Exercise objective: Reproduce all entries word for word.
• • • • • • •
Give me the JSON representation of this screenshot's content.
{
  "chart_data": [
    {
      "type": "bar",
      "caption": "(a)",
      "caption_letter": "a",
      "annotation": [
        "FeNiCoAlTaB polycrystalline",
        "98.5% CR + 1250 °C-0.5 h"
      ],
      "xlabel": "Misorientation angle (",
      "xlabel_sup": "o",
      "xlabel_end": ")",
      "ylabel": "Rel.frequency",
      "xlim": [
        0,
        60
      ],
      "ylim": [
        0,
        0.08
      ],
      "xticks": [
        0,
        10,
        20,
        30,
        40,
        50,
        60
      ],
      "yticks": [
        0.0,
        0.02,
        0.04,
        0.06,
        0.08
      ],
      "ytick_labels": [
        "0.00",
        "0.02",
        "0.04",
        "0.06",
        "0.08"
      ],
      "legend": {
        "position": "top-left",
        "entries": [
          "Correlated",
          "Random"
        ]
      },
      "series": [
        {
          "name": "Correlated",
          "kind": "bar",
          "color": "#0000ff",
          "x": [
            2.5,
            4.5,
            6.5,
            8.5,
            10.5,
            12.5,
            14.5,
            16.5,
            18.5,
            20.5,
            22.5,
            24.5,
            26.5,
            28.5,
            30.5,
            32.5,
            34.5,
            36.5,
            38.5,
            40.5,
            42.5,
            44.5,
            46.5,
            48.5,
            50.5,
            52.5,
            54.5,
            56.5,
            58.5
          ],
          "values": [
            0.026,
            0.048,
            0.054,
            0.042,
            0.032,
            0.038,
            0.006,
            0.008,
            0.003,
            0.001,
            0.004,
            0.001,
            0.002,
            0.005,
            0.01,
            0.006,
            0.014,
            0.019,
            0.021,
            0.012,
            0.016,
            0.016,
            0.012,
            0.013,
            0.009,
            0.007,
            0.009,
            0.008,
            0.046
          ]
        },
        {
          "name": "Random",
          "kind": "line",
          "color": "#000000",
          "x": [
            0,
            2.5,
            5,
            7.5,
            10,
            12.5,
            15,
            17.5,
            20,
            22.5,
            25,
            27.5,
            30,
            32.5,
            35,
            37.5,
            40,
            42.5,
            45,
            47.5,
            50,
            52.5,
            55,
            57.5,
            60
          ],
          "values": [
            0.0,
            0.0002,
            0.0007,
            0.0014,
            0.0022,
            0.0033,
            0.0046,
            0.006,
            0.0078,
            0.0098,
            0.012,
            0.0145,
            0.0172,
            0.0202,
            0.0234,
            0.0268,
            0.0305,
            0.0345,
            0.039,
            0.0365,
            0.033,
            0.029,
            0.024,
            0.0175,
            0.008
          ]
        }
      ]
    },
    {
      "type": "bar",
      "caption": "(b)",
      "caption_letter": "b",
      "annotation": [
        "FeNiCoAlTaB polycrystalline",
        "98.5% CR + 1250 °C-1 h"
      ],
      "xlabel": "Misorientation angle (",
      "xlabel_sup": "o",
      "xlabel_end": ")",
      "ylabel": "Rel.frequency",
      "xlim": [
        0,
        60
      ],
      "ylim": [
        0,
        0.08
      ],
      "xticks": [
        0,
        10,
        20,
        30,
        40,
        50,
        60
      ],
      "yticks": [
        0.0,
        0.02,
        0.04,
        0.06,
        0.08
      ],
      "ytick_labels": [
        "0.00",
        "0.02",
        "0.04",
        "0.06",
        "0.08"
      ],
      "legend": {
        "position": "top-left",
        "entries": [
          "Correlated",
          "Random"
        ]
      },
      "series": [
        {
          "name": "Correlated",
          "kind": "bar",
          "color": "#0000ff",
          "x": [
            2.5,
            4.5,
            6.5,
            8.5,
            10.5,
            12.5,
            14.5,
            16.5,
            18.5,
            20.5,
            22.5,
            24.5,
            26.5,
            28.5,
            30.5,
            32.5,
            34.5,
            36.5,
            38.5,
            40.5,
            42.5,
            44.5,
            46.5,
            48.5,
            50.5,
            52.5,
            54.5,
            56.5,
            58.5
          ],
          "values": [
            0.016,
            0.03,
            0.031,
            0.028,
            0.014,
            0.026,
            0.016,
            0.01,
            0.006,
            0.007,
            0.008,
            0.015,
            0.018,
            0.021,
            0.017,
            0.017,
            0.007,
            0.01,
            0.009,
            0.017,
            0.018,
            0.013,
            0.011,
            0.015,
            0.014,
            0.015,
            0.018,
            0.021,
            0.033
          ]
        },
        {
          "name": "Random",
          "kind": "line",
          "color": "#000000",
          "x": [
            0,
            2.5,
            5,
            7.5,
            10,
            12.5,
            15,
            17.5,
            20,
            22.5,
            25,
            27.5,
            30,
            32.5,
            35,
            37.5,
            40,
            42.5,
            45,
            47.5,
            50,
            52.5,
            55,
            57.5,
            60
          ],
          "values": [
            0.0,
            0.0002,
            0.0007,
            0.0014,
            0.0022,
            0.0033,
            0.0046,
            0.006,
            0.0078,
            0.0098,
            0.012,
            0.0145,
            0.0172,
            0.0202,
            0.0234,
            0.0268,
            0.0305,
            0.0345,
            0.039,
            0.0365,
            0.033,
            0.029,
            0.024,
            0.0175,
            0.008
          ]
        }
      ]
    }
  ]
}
• • • • • • •
Answer:
Give me the JSON representation of this screenshot's content.
{
  "chart_data": [
    {
      "type": "bar",
      "caption": "(a)",
      "caption_letter": "a",
      "annotation": [
        "FeNiCoAlTaB polycrystalline",
        "98.5% CR + 1250 °C-0.5 h"
      ],
      "xlabel": "Misorientation angle (",
      "xlabel_sup": "o",
      "xlabel_end": ")",
      "ylabel": "Rel.frequency",
      "xlim": [
        0,
        60
      ],
      "ylim": [
        0,
        0.08
      ],
      "xticks": [
        0,
        10,
        20,
        30,
        40,
        50,
        60
      ],
      "yticks": [
        0.0,
        0.02,
        0.04,
        0.06,
        0.08
      ],
      "ytick_labels": [
        "0.00",
        "0.02",
        "0.04",
        "0.06",
        "0.08"
      ],
      "legend": {
        "position": "top-left",
        "entries": [
          "Correlated",
          "Random"
        ]
      },
      "series": [
        {
          "name": "Correlated",
          "kind": "bar",
          "color": "#0000ff",
          "x": [
            2.5,
            4.5,
            6.5,
            8.5,
            10.5,
            12.5,
            14.5,
            16.5,
            18.5,
            20.5,
            22.5,
            24.5,
            26.5,
            28.5,
            30.5,
            32.5,
            34.5,
            36.5,
            38.5,
            40.5,
            42.5,
            44.5,
            46.5,
            48.5,
            50.5,
            52.5,
            54.5,
            56.5,
            58.5
          ],
          "values": [
            0.026,
            0.048,
            0.054,
            0.042,
            0.032,
            0.038,
            0.006,
            0.008,
            0.003,
            0.001,
            0.004,
            0.001,
            0.002,
            0.005,
            0.01,
            0.006,
            0.014,
            0.019,
            0.021,
            0.012,
            0.016,
            0.016,
            0.012,
            0.013,
            0.009,
            0.007,
            0.009,
            0.008,
            0.046
          ]
        },
        {
          "name": "Random",
          "kind": "line",
          "color": "#000000",
          "x": [
            0,
            2.5,
            5,
            7.5,
            10,
            12.5,
            15,
            17.5,
            20,
            22.5,
            25,
            27.5,
            30,
            32.5,
            35,
            37.5,
            40,
            42.5,
            45,
            47.5,
            50,
            52.5,
            55,
            57.5,
            60
          ],
          "values": [
            0.0,
            0.0002,
            0.0007,
            0.0014,
            0.0022,
            0.0033,
            0.0046,
            0.006,
            0.0078,
            0.0098,
            0.012,
            0.0145,
            0.0172,
            0.0202,
            0.0234,
            0.0268,
            0.0305,
            0.0345,
            0.039,
            0.0365,
            0.033,
            0.029,
            0.024,
            0.0175,
            0.008
          ]
        }
      ]
    },
    {
      "type": "bar",
      "caption": "(b)",
      "caption_letter": "b",
      "annotation": [
        "FeNiCoAlTaB polycrystalline",
        "98.5% CR + 1250 °C-1 h"
      ],
      "xlabel": "Misorientation angle (",
      "xlabel_sup": "o",
      "xlabel_end": ")",
      "ylabel": "Rel.frequency",
      "xlim": [
        0,
        60
      ],
      "ylim": [
        0,
        0.08
      ],
      "xticks": [
        0,
        10,
        20,
        30,
        40,
        50,
        60
      ],
      "yticks": [
        0.0,
        0.02,
        0.04,
        0.06,
        0.08
      ],
      "ytick_labels": [
        "0.00",
        "0.02",
        "0.04",
        "0.06",
        "0.08"
      ],
      "legend": {
        "position": "top-left",
        "entries": [
          "Correlated",
          "Random"
        ]
      },
      "series": [
        {
          "name": "Correlated",
          "kind": "bar",
          "color": "#0000ff",
          "x": [
            2.5,
            4.5,
            6.5,
            8.5,
            10.5,
            12.5,
            14.5,
            16.5,
            18.5,
            20.5,
            22.5,
            24.5,
            26.5,
            28.5,
            30.5,
            32.5,
            34.5,
            36.5,
            38.5,
            40.5,
            42.5,
            44.5,
            46.5,
            48.5,
            50.5,
            52.5,
            54.5,
            56.5,
            58.5
          ],
          "values": [
            0.016,
            0.03,
            0.031,
            0.028,
            0.014,
            0.026,
            0.016,
            0.01,
            0.006,
            0.007,
            0.008,
            0.015,
            0.018,
            0.021,
            0.017,
            0.017,
            0.007,
            0.01,
            0.009,
            0.017,
            0.018,
            0.013,
            0.011,
            0.015,
            0.014,
            0.015,
            0.018,
            0.021,
            0.033
          ]
        },
        {
          "name": "Random",
          "kind": "line",
          "color": "#000000",
          "x": [
            0,
            2.5,
            5,
            7.5,
            10,
            12.5,
            15,
            17.5,
            20,
            22.5,
            25,
            27.5,
            30,
            32.5,
            35,
            37.5,
            40,
            42.5,
            45,
            47.5,
            50,
            52.5,
            55,
            57.5,
            60
          ],
          "values": [
            0.0,
            0.0002,
            0.0007,
            0.0014,
            0.0022,
            0.0033,
            0.0046,
            0.006,
            0.0078,
            0.0098,
            0.012,
            0.0145,
            0.0172,
            0.0202,
            0.0234,
            0.0268,
            0.0305,
            0.0345,
            0.039,
            0.0365,
            0.033,
            0.029,
            0.024,
            0.0175,
            0.008
          ]
        }
      ]
    }
  ]
}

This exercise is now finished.